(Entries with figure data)
>> start
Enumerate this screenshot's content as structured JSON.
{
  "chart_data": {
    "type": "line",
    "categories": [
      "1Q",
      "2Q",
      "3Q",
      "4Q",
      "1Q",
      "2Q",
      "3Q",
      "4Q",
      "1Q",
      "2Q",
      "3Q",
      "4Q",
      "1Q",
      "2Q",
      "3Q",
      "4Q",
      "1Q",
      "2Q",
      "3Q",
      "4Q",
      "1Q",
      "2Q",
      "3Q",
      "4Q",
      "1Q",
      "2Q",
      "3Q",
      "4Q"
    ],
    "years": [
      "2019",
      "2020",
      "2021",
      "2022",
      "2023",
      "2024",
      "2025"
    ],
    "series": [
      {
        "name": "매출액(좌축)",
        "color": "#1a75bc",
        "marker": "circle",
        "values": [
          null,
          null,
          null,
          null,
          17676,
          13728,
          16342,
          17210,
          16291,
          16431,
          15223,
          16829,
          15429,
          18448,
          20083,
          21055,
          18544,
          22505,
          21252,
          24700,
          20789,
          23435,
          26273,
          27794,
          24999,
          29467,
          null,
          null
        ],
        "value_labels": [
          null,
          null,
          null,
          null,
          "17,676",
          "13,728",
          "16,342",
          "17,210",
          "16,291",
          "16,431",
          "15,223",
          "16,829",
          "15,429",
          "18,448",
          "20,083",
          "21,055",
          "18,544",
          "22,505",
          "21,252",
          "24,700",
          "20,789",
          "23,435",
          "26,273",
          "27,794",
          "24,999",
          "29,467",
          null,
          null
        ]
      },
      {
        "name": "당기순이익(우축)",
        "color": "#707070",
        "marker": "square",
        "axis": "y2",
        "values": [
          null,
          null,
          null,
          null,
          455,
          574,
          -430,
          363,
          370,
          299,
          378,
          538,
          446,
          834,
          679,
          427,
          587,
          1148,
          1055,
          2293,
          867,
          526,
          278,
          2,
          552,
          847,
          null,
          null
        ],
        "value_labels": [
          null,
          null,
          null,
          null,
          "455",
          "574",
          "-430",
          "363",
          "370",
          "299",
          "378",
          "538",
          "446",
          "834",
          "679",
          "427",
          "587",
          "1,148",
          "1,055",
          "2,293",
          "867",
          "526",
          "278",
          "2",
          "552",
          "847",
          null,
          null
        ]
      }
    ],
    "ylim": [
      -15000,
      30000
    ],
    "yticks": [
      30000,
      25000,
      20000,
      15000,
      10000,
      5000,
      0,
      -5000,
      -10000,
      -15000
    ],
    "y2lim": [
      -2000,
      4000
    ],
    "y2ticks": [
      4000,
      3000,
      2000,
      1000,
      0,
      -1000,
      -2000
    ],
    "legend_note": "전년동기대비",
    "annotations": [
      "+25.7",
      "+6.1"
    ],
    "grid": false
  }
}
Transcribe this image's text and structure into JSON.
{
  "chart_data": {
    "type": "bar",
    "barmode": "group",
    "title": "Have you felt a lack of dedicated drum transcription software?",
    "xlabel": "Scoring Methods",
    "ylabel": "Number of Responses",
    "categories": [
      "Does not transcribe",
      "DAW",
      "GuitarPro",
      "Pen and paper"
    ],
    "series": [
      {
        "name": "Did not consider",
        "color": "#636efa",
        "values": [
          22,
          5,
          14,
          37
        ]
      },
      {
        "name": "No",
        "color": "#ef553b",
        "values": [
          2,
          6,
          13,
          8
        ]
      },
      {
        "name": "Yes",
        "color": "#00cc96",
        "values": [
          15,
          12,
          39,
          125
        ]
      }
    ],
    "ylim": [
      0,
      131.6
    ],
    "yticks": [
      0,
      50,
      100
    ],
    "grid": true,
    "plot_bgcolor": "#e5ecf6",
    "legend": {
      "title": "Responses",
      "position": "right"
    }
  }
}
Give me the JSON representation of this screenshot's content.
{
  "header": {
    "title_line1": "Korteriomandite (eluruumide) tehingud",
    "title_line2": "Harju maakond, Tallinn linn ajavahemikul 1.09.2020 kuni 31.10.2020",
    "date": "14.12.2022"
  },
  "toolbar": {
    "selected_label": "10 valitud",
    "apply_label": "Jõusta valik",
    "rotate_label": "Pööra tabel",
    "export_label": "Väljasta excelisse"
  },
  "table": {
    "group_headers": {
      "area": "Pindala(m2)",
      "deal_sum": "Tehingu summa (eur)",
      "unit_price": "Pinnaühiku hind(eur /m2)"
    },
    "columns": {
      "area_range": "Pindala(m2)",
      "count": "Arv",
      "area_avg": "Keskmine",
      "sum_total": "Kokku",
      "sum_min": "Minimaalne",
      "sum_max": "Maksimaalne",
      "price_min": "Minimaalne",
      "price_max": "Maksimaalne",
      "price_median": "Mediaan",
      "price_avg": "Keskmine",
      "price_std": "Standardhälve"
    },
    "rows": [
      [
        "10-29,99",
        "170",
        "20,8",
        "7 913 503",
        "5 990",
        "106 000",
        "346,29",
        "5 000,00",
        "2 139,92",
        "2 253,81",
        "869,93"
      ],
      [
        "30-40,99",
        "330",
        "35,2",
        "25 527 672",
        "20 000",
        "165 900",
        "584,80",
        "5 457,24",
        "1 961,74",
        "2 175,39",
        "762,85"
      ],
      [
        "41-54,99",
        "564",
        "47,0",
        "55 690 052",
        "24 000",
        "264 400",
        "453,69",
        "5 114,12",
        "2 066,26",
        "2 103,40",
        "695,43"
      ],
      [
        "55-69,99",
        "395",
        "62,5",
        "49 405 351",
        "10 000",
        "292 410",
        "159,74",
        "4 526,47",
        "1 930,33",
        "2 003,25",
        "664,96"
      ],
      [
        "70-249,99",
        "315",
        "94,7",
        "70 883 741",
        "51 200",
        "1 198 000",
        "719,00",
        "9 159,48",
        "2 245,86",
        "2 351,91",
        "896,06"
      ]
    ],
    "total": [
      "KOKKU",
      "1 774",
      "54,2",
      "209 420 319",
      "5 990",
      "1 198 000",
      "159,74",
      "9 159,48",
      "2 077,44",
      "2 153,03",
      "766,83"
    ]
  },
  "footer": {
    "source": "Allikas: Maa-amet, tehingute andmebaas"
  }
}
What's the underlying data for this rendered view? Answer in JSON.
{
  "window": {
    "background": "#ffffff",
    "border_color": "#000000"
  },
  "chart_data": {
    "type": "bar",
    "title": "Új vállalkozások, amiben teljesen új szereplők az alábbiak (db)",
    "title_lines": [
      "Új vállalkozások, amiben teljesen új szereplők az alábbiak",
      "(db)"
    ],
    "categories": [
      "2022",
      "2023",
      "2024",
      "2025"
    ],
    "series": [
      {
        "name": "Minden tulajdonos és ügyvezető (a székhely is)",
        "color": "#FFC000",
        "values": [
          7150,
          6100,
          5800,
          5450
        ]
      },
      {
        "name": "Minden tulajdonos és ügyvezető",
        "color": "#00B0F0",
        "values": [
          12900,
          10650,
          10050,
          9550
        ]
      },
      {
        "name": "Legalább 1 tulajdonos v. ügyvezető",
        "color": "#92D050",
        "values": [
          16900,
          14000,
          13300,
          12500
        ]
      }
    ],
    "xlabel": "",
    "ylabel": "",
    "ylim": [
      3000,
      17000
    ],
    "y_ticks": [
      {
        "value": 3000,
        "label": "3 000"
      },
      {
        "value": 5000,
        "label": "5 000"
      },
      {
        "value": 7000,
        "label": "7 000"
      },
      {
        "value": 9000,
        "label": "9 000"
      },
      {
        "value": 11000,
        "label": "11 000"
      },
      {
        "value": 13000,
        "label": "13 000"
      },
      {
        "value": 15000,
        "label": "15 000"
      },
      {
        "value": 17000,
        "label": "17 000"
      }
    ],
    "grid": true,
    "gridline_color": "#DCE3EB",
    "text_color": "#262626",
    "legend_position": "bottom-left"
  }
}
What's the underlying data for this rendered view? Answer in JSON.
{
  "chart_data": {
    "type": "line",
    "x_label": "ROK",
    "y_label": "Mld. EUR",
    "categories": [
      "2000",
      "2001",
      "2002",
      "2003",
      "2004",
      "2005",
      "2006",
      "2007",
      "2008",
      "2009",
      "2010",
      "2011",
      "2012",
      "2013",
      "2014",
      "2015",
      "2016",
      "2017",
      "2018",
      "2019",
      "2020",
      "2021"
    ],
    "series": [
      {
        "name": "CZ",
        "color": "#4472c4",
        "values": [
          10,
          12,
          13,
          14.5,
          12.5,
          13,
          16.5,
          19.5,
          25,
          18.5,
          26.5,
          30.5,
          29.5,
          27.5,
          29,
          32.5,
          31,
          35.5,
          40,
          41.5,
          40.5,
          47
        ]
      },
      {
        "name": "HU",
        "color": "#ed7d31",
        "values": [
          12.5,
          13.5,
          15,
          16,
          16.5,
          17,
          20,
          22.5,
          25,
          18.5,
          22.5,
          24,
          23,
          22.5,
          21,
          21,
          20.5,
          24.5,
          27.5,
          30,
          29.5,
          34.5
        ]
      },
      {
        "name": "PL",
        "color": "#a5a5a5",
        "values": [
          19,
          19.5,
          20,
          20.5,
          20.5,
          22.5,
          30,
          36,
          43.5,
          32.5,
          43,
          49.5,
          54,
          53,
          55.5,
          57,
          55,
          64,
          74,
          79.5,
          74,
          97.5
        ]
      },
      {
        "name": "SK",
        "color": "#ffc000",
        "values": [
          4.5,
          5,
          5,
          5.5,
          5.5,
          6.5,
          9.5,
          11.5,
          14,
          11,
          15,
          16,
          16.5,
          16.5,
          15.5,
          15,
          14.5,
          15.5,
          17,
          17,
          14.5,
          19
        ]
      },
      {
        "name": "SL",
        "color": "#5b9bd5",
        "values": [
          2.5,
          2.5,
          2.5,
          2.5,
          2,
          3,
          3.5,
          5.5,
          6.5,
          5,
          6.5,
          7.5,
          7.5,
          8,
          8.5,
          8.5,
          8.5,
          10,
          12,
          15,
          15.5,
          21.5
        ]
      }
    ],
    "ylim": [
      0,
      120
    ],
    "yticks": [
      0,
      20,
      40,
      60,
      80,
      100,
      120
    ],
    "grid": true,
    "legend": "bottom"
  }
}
>> end
* [The problem]:
Each line in the listing above either holds the string "Keskmine" or does not; state how many do, giving the number only.

* [Exercise response]:
2